-- Start of Supplied records --

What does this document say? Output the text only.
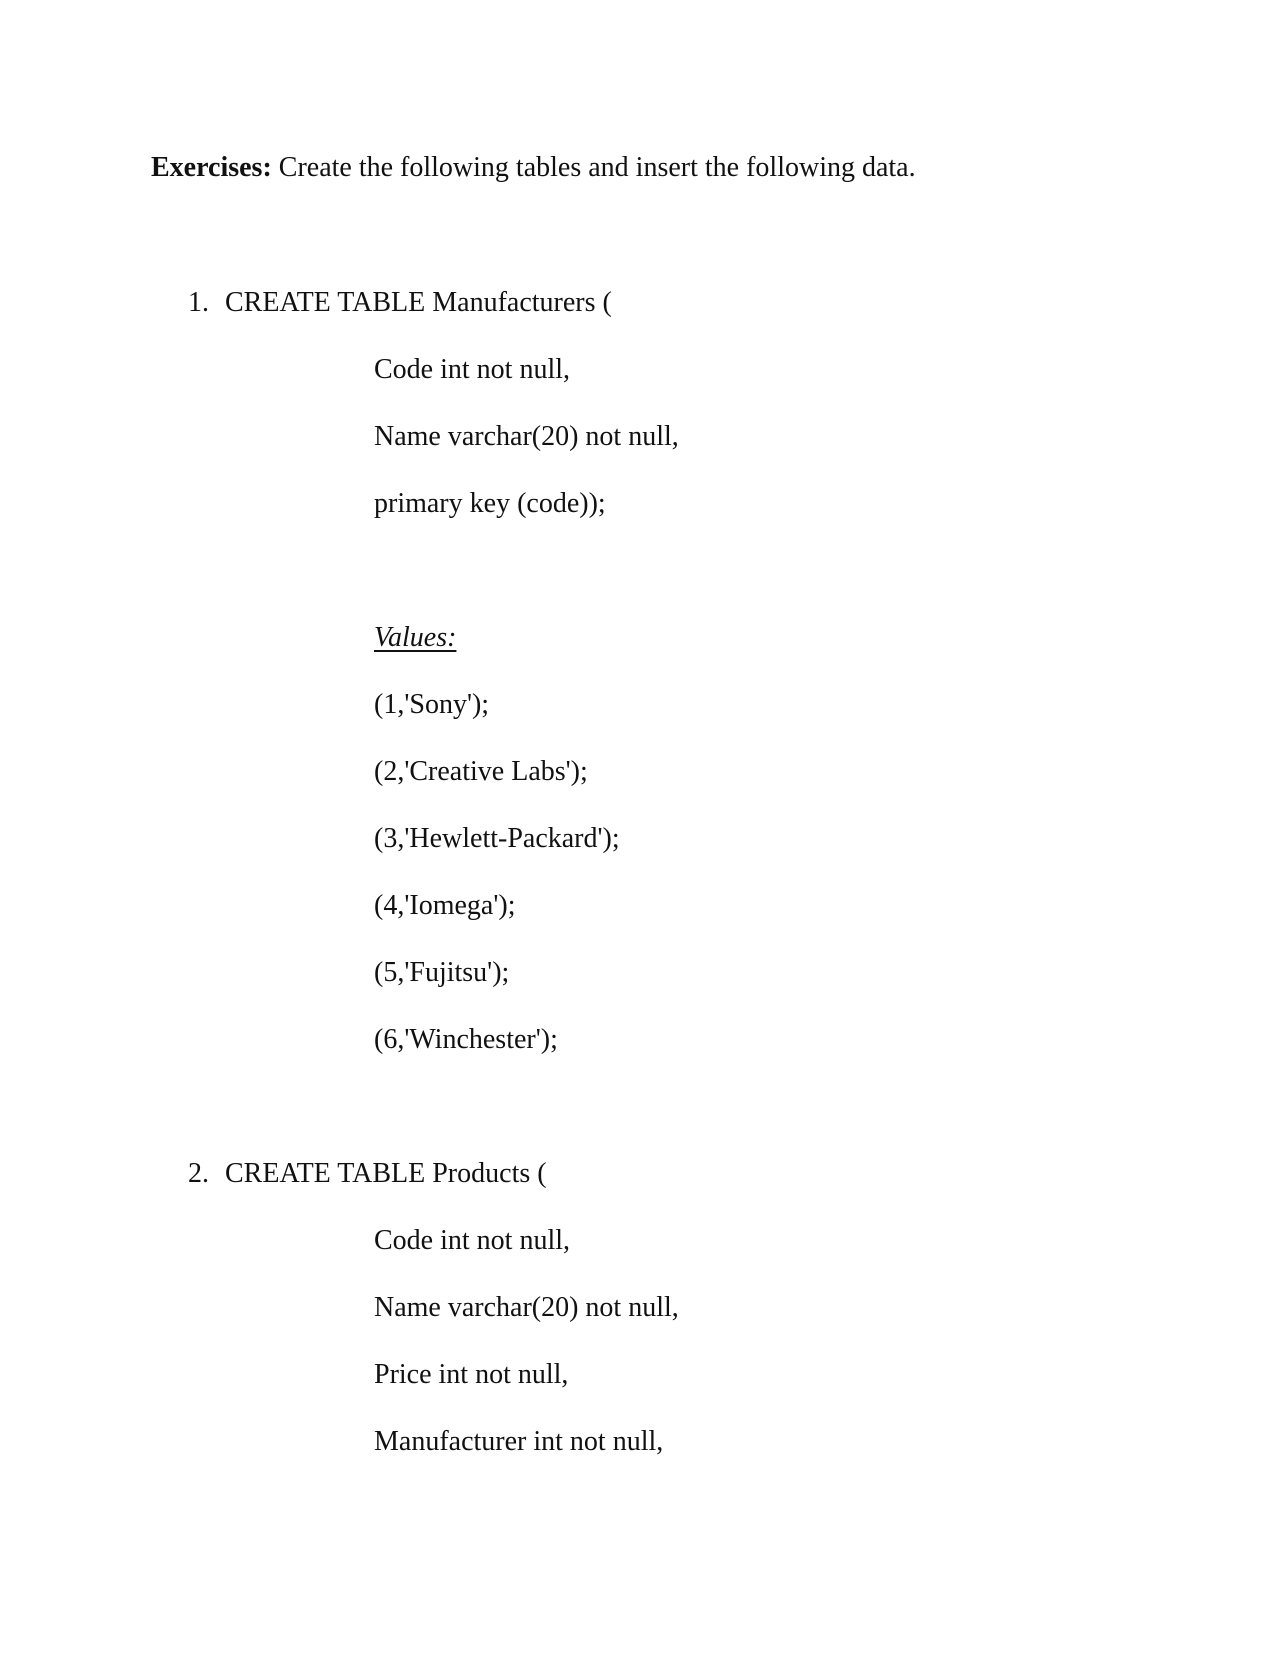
Exercises: Create the following tables and insert the following data.
1. CREATE TABLE Manufacturers (
Code int not null,
Name varchar(20) not null,
primary key (code));
Values:
(1,'Sony');
(2,'Creative Labs');
(3,'Hewlett-Packard');
(4,'Iomega');
(5,'Fujitsu');
(6,'Winchester');
2. CREATE TABLE Products (
Code int not null,
Name varchar(20) not null,
Price int not null,
Manufacturer int not null,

-- End of Supplied records --

Work to be completed
Each line in the records above should be reproduced exactly; images are not copied.

Full response
What does this document say? Output the text only.
Exercises: Create the following tables and insert the following data.
1. CREATE TABLE Manufacturers (
Code int not null,
Name varchar(20) not null,
primary key (code));
Values:
(1,'Sony');
(2,'Creative Labs');
(3,'Hewlett-Packard');
(4,'Iomega');
(5,'Fujitsu');
(6,'Winchester');
2. CREATE TABLE Products (
Code int not null,
Name varchar(20) not null,
Price int not null,
Manufacturer int not null,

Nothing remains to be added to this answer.